## Problem requirements
Skip the pictures. Copy all the rest of the records down exactly.
===== Records for this exercise
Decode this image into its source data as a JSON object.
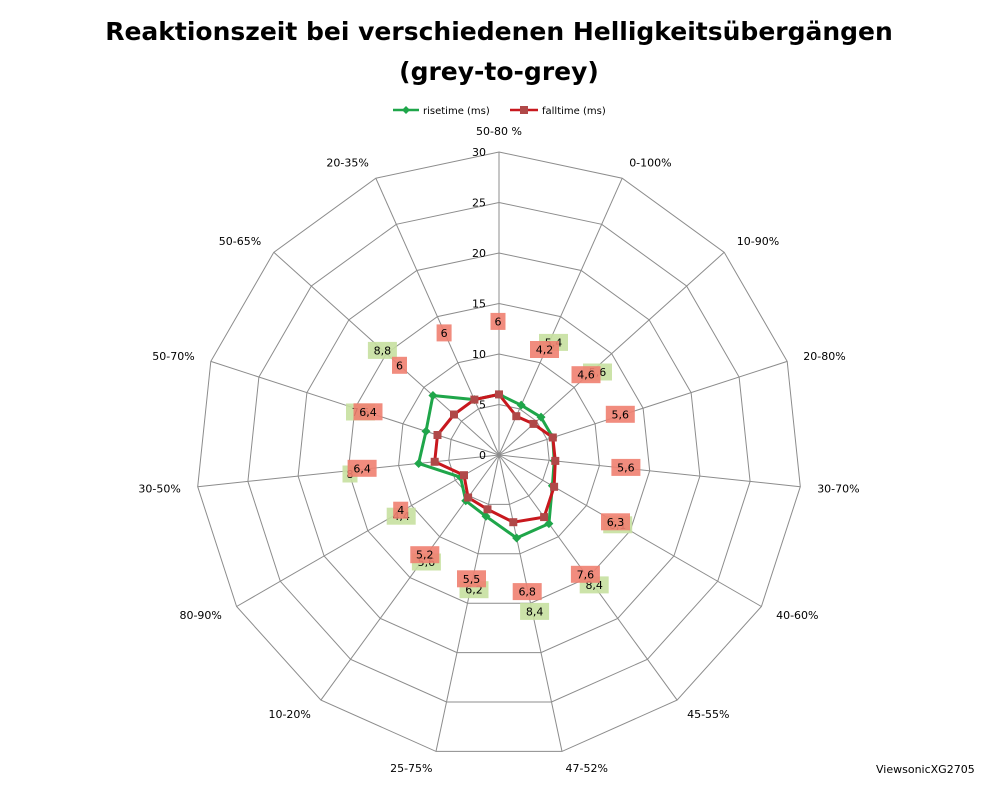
{
  "chart_data": {
    "type": "radar",
    "title_line1": "Reaktionszeit bei verschiedenen Helligkeitsübergängen",
    "title_line2": "(grey-to-grey)",
    "categories": [
      "50-80 %",
      "0-100%",
      "10-90%",
      "20-80%",
      "30-70%",
      "40-60%",
      "45-55%",
      "47-52%",
      "25-75%",
      "10-20%",
      "80-90%",
      "30-50%",
      "50-70%",
      "50-65%",
      "20-35%"
    ],
    "rlim": [
      0,
      30
    ],
    "rticks": [
      0,
      5,
      10,
      15,
      20,
      25,
      30
    ],
    "grid": true,
    "legend_position": "top",
    "series": [
      {
        "name": "risetime (ms)",
        "color": "#1fa64a",
        "label_bg": "#c6e0a0",
        "marker": "diamond",
        "values": [
          6,
          5.4,
          5.6,
          5.6,
          5.5,
          6.1,
          8.4,
          8.4,
          6.2,
          5.6,
          4.4,
          8,
          7.6,
          8.8,
          6
        ],
        "labels": [
          "",
          "5,4",
          "5,6",
          "",
          "",
          "6,1",
          "8,4",
          "8,4",
          "6,2",
          "5,6",
          "4,4",
          "8",
          "7,6",
          "8,8",
          ""
        ]
      },
      {
        "name": "falltime (ms)",
        "color": "#c8181e",
        "label_bg": "#f08070",
        "marker": "square",
        "values": [
          6,
          4.2,
          4.6,
          5.6,
          5.6,
          6.3,
          7.6,
          6.8,
          5.5,
          5.2,
          4,
          6.4,
          6.4,
          6,
          6
        ],
        "labels": [
          "6",
          "4,2",
          "4,6",
          "5,6",
          "5,6",
          "6,3",
          "7,6",
          "6,8",
          "5,5",
          "5,2",
          "4",
          "6,4",
          "6,4",
          "6",
          "6"
        ]
      }
    ]
  },
  "watermark": "ViewsonicXG2705"
}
==========
## Answer for the task
Decode this image into its source data as a JSON object.
{
  "chart_data": {
    "type": "radar",
    "title_line1": "Reaktionszeit bei verschiedenen Helligkeitsübergängen",
    "title_line2": "(grey-to-grey)",
    "categories": [
      "50-80 %",
      "0-100%",
      "10-90%",
      "20-80%",
      "30-70%",
      "40-60%",
      "45-55%",
      "47-52%",
      "25-75%",
      "10-20%",
      "80-90%",
      "30-50%",
      "50-70%",
      "50-65%",
      "20-35%"
    ],
    "rlim": [
      0,
      30
    ],
    "rticks": [
      0,
      5,
      10,
      15,
      20,
      25,
      30
    ],
    "grid": true,
    "legend_position": "top",
    "series": [
      {
        "name": "risetime (ms)",
        "color": "#1fa64a",
        "label_bg": "#c6e0a0",
        "marker": "diamond",
        "values": [
          6,
          5.4,
          5.6,
          5.6,
          5.5,
          6.1,
          8.4,
          8.4,
          6.2,
          5.6,
          4.4,
          8,
          7.6,
          8.8,
          6
        ],
        "labels": [
          "",
          "5,4",
          "5,6",
          "",
          "",
          "6,1",
          "8,4",
          "8,4",
          "6,2",
          "5,6",
          "4,4",
          "8",
          "7,6",
          "8,8",
          ""
        ]
      },
      {
        "name": "falltime (ms)",
        "color": "#c8181e",
        "label_bg": "#f08070",
        "marker": "square",
        "values": [
          6,
          4.2,
          4.6,
          5.6,
          5.6,
          6.3,
          7.6,
          6.8,
          5.5,
          5.2,
          4,
          6.4,
          6.4,
          6,
          6
        ],
        "labels": [
          "6",
          "4,2",
          "4,6",
          "5,6",
          "5,6",
          "6,3",
          "7,6",
          "6,8",
          "5,5",
          "5,2",
          "4",
          "6,4",
          "6,4",
          "6",
          "6"
        ]
      }
    ]
  },
  "watermark": "ViewsonicXG2705"
}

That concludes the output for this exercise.